• REQUEST: Go through the listing and pick out each line with the word "HBTC" in it.

— Begin WORKING DATA —

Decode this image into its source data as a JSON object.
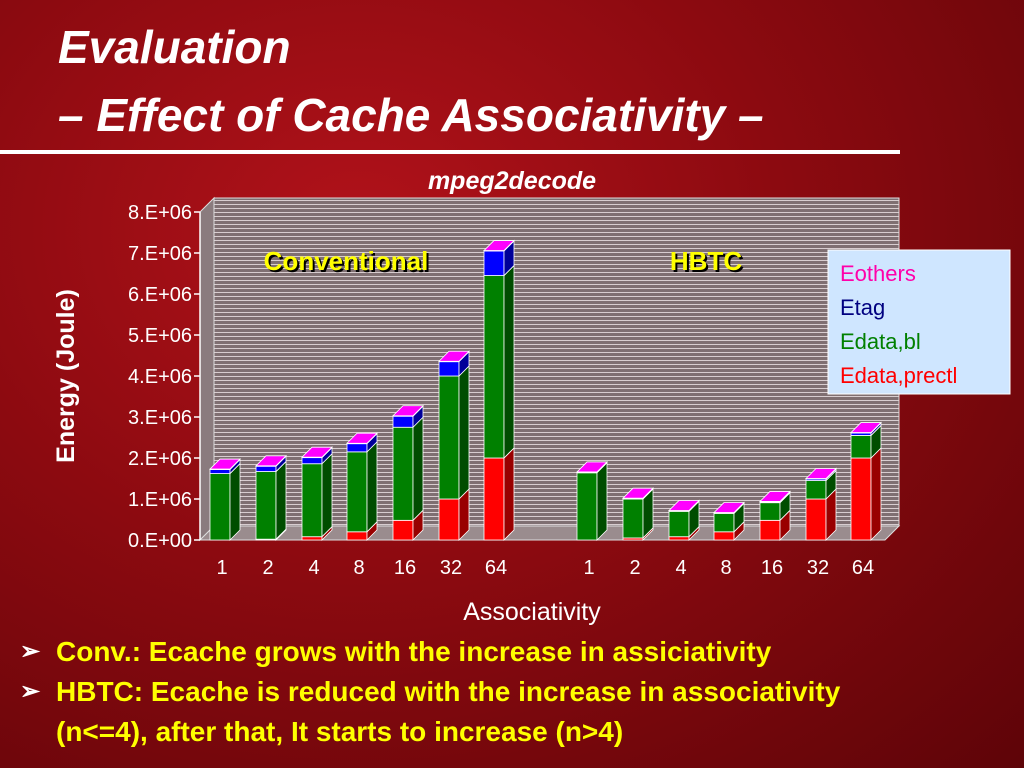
{
  "slide": {
    "title_line1": "Evaluation",
    "title_line2": "– Effect of Cache Associativity –",
    "bullets": [
      "Conv.: Ecache grows with the increase in assiciativity",
      "HBTC: Ecache is reduced with the increase in associativity"
    ],
    "bullet_continuation": "(n<=4), after that, It starts to increase (n>4)"
  },
  "chart_data": {
    "type": "bar",
    "stacked": true,
    "title": "mpeg2decode",
    "ylabel": "Energy (Joule)",
    "xlabel": "Associativity",
    "ylim": [
      0,
      8000000
    ],
    "yticks": [
      "0.E+00",
      "1.E+06",
      "2.E+06",
      "3.E+06",
      "4.E+06",
      "5.E+06",
      "6.E+06",
      "7.E+06",
      "8.E+06"
    ],
    "group_labels": [
      "Conventional",
      "HBTC"
    ],
    "categories": [
      "1",
      "2",
      "4",
      "8",
      "16",
      "32",
      "64"
    ],
    "series_order": [
      "Edata,prectl",
      "Edata,bl",
      "Etag",
      "Eothers"
    ],
    "colors": {
      "Edata,prectl": "#ff0000",
      "Edata,bl": "#008000",
      "Etag": "#0000ff",
      "Eothers": "#ff00ff"
    },
    "legend": [
      "Eothers",
      "Etag",
      "Edata,bl",
      "Edata,prectl"
    ],
    "legend_colors": [
      "#ff00aa",
      "#000080",
      "#008000",
      "#ff0000"
    ],
    "legend_position": "right",
    "groups": [
      {
        "name": "Conventional",
        "Edata,prectl": [
          0,
          20000,
          80000,
          200000,
          480000,
          1000000,
          2000000
        ],
        "Edata,bl": [
          1620000,
          1650000,
          1780000,
          1950000,
          2270000,
          3000000,
          4450000
        ],
        "Etag": [
          100000,
          130000,
          150000,
          200000,
          270000,
          350000,
          600000
        ],
        "Eothers": [
          10000,
          10000,
          10000,
          10000,
          10000,
          10000,
          10000
        ]
      },
      {
        "name": "HBTC",
        "Edata,prectl": [
          0,
          50000,
          80000,
          200000,
          480000,
          1000000,
          2000000
        ],
        "Edata,bl": [
          1640000,
          950000,
          620000,
          450000,
          430000,
          450000,
          550000
        ],
        "Etag": [
          10000,
          10000,
          10000,
          10000,
          20000,
          40000,
          60000
        ],
        "Eothers": [
          10000,
          10000,
          10000,
          10000,
          10000,
          10000,
          10000
        ]
      }
    ]
  }
}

— End WORKING DATA —

• SOLUTION:
      "HBTC: Ecache is reduced with the increase in associativity"
      "HBTC"
        "name": "HBTC",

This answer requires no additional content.